DO THIS: Which lines hold the word "ECTS"? Copy each one.

Figure dataset records:

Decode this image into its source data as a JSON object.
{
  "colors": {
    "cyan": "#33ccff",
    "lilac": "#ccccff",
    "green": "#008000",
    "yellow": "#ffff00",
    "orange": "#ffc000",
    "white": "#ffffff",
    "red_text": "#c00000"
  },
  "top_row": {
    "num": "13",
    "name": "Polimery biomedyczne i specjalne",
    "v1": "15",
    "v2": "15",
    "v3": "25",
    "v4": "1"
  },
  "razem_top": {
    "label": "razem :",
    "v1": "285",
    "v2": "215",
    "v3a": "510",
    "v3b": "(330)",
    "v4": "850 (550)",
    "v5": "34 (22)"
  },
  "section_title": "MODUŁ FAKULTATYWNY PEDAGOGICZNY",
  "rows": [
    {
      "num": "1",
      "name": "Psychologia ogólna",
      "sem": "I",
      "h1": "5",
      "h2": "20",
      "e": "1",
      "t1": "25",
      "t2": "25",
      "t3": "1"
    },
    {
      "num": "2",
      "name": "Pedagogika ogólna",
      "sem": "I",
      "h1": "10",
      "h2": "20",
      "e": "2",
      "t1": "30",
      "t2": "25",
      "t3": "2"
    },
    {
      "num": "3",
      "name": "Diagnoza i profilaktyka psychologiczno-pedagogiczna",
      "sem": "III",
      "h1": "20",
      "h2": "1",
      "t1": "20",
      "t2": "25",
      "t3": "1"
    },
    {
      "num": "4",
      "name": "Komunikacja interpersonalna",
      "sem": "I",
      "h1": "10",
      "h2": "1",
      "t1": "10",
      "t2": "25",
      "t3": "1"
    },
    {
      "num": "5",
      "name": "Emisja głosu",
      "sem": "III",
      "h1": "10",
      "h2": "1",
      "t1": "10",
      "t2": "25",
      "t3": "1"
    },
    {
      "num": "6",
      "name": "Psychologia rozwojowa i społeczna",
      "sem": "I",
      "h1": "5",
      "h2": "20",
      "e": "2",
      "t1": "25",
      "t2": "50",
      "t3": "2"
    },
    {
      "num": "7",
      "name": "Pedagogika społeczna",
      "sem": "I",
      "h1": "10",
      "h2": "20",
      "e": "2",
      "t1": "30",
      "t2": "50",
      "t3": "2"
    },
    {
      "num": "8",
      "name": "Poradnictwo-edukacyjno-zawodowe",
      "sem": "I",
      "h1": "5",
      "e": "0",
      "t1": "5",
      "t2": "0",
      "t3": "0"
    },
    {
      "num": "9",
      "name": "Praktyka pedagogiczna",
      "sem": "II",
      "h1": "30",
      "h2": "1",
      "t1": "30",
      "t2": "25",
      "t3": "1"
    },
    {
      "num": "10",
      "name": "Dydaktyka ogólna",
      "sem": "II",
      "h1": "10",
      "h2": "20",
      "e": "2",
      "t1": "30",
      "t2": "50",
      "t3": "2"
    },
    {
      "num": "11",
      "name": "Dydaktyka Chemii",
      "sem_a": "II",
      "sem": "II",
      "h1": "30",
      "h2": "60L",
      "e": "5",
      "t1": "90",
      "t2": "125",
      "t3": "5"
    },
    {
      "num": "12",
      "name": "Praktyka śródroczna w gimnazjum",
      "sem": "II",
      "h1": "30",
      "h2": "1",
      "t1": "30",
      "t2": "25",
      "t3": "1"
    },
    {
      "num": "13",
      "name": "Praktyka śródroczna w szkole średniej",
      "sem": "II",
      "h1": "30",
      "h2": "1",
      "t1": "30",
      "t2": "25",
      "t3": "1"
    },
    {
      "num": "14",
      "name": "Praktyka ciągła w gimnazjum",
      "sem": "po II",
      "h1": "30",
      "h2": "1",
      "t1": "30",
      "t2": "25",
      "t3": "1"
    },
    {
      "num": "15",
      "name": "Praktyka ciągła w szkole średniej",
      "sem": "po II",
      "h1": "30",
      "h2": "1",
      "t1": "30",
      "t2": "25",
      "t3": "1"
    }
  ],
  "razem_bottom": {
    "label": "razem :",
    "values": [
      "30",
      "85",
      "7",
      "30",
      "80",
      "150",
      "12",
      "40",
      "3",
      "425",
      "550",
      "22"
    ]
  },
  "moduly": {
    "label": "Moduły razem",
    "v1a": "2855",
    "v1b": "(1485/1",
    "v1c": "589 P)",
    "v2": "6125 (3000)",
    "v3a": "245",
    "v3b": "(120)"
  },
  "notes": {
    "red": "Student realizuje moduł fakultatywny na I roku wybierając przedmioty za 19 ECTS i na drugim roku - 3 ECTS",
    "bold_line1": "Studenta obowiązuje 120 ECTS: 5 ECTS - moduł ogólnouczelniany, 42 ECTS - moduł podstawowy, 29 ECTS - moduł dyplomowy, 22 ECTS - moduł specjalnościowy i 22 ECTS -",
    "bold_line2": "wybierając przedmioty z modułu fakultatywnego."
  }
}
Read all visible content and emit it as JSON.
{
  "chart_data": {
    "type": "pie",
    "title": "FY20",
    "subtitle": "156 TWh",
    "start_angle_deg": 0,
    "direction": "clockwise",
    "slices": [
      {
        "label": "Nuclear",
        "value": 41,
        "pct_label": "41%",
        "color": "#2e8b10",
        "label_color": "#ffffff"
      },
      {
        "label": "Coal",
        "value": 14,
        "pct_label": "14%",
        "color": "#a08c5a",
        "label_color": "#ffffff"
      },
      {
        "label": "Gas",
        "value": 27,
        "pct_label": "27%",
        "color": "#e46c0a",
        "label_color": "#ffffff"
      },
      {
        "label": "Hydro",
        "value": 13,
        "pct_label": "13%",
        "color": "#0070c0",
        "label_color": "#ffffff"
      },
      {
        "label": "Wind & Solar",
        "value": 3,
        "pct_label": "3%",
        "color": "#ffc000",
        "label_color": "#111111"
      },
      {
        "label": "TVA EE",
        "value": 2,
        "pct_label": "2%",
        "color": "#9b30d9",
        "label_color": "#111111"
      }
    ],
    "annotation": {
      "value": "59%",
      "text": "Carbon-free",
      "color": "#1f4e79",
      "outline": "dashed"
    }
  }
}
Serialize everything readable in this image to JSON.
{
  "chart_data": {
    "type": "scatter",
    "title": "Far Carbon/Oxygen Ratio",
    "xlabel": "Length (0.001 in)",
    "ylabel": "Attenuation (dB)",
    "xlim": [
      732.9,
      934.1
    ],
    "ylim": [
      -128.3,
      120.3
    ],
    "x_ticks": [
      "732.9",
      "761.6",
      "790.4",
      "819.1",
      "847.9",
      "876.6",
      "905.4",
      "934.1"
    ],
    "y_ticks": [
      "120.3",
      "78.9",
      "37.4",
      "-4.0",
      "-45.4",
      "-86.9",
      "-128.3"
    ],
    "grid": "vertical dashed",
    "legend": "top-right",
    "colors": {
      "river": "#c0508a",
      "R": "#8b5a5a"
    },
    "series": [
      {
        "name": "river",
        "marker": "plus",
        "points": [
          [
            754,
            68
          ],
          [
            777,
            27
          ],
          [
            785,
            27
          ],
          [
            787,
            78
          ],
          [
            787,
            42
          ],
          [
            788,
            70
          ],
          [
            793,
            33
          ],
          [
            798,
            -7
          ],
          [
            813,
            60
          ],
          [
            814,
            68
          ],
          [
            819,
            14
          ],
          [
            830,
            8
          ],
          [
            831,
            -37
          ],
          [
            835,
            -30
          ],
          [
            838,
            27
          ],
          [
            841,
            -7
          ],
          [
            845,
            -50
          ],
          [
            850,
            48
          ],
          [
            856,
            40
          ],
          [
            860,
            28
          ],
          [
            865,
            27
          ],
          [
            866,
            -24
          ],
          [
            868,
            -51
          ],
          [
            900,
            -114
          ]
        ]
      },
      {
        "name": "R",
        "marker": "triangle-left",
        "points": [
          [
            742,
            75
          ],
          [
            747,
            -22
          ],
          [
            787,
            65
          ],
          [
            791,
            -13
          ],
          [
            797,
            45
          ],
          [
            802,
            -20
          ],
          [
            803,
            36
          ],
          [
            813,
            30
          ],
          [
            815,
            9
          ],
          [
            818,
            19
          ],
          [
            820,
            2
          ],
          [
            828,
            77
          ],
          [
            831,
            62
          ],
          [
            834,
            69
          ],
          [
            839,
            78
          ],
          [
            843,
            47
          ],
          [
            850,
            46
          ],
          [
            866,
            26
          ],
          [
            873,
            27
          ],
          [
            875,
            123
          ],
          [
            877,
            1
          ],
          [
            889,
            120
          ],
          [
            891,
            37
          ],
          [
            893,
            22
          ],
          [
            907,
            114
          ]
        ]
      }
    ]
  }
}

PROBLEM SOLUTION:
    "red": "Student realizuje moduł fakultatywny na I roku wybierając przedmioty za 19 ECTS i na drugim roku - 3 ECTS",
    "bold_line1": "Studenta obowiązuje 120 ECTS: 5 ECTS - moduł ogólnouczelniany, 42 ECTS - moduł podstawowy, 29 ECTS - moduł dyplomowy, 22 ECTS - moduł specjalnościowy i 22 ECTS -",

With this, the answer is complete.